• _What is required_
Find the lines containing the word "aging" and copy every one of them.
----- Data shown
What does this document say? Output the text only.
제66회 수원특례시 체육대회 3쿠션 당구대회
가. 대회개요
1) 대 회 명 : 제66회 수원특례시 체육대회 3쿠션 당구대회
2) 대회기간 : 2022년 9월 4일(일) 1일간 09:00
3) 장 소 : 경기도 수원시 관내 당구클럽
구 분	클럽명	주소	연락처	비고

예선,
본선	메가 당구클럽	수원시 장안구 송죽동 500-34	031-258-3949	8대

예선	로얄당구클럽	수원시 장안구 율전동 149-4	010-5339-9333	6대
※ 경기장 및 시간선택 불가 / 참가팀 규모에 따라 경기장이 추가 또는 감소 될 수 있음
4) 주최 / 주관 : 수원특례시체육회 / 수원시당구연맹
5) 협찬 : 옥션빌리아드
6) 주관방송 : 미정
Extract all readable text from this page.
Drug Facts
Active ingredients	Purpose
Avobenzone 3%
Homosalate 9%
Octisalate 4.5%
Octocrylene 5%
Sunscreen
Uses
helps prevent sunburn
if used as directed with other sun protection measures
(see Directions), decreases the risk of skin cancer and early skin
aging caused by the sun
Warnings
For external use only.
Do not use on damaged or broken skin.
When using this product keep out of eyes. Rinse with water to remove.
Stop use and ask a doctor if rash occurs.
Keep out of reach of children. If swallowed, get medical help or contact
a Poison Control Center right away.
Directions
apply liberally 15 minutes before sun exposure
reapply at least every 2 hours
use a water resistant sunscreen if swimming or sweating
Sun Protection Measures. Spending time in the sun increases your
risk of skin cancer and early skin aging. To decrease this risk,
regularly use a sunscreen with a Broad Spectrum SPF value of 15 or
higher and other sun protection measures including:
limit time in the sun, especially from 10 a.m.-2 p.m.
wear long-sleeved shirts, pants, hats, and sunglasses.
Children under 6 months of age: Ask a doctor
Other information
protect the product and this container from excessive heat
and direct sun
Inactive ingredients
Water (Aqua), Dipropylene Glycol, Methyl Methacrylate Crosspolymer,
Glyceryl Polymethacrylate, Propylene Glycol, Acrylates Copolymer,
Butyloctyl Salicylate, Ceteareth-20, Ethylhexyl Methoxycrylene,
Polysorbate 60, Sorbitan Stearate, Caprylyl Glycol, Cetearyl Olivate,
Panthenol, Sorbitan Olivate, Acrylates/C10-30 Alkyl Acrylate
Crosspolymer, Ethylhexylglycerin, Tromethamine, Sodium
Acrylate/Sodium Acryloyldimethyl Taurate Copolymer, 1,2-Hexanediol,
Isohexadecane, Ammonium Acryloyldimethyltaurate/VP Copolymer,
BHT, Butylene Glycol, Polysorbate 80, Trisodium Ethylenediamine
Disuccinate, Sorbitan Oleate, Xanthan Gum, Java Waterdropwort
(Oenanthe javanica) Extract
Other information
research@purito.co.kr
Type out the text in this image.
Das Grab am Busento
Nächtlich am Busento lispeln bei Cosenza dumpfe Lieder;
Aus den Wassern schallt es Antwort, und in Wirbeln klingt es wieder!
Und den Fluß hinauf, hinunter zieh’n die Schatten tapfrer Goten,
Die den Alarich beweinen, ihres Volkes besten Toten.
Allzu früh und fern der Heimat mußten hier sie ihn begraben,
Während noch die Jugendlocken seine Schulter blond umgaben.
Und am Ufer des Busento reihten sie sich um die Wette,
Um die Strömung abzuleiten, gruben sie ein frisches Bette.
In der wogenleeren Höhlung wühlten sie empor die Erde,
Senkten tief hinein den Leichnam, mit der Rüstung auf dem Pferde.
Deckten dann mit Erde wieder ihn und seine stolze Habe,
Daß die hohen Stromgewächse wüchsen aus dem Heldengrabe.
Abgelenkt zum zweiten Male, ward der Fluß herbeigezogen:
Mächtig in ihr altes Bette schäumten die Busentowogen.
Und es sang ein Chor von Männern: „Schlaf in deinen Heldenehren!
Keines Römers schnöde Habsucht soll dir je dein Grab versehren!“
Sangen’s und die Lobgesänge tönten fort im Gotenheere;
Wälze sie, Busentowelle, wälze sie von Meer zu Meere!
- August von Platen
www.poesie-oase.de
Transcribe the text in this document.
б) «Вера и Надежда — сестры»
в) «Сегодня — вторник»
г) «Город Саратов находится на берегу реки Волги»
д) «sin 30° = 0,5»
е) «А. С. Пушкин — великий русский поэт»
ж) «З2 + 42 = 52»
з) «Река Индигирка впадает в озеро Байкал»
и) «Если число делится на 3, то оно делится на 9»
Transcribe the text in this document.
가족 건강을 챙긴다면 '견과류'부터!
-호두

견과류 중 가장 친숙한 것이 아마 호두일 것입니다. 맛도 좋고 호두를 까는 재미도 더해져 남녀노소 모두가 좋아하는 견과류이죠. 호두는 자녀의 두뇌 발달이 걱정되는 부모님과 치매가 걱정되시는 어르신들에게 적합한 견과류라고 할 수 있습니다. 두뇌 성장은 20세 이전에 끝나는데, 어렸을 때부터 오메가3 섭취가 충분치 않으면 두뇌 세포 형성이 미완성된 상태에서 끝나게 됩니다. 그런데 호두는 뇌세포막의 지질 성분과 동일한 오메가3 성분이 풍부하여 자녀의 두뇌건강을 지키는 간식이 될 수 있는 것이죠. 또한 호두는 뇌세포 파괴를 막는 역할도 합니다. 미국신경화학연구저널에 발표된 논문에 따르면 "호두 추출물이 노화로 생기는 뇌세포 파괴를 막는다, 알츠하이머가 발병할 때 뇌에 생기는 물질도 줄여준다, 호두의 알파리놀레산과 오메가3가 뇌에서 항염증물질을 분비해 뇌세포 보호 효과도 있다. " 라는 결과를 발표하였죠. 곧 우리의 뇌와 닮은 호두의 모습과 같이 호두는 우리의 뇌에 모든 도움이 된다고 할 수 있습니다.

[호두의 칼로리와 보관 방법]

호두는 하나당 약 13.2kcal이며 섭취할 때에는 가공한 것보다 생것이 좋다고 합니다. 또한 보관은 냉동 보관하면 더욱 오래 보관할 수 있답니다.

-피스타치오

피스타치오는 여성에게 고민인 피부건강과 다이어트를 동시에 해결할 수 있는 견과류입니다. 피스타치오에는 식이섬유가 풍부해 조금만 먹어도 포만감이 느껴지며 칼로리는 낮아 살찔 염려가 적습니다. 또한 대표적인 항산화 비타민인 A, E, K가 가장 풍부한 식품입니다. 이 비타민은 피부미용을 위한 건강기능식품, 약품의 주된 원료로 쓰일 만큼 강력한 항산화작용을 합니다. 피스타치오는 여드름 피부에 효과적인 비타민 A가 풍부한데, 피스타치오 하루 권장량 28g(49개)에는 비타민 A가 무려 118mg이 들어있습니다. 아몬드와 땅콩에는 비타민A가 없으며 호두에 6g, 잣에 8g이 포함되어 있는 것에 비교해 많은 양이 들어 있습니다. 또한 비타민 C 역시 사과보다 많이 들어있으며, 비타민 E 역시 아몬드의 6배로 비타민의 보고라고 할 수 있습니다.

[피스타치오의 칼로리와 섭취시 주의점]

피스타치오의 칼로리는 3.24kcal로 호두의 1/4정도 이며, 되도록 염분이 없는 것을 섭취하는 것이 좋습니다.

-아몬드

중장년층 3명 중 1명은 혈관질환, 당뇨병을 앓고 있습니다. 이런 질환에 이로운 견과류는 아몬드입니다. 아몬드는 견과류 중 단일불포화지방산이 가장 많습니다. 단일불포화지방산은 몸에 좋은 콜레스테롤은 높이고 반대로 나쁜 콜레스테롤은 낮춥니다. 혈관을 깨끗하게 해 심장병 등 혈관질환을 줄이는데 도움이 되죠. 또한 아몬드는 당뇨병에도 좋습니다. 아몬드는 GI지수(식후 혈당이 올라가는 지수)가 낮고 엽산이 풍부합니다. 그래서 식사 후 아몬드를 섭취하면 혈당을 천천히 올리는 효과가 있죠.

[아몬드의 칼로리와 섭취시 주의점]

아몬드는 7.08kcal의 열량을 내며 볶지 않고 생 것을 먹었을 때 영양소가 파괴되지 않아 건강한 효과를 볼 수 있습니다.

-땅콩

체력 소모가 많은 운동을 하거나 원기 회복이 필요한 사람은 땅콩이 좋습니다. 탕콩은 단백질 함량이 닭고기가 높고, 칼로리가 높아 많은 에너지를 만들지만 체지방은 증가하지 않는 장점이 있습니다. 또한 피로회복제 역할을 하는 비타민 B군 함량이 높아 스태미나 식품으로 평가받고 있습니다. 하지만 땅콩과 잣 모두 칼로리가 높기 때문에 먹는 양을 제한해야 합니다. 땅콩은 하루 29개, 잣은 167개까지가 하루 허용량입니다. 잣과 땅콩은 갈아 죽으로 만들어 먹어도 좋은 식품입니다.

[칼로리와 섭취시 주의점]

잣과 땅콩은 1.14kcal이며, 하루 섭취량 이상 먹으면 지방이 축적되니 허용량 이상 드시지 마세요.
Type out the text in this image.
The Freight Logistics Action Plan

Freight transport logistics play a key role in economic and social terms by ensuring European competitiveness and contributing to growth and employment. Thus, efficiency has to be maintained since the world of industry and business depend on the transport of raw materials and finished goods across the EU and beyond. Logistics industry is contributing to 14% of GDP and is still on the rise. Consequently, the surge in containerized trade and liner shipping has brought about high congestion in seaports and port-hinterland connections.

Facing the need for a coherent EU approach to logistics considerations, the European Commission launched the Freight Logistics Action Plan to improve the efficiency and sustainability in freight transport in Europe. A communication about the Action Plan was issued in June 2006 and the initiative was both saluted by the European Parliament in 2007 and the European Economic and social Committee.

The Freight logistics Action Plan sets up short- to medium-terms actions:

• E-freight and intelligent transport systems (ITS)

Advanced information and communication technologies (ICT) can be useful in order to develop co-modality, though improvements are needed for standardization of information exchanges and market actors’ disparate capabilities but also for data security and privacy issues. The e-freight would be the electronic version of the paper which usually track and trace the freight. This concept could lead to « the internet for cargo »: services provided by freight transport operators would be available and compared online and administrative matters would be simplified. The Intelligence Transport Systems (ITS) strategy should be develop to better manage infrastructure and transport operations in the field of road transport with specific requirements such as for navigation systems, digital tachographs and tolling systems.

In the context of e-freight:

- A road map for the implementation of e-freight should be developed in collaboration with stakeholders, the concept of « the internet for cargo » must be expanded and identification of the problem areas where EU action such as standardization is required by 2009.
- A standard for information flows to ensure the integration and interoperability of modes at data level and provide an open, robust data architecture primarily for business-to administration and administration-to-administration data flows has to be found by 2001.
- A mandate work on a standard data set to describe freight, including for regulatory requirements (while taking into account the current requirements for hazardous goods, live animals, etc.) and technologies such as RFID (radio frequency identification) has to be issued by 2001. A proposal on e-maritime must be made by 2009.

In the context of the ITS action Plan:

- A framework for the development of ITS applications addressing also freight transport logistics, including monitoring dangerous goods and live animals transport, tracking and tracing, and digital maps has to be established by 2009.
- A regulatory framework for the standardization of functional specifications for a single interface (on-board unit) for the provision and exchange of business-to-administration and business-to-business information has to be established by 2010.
----------
• _Task answer_
aging caused by the sun
risk of skin cancer and early skin aging. To decrease this risk,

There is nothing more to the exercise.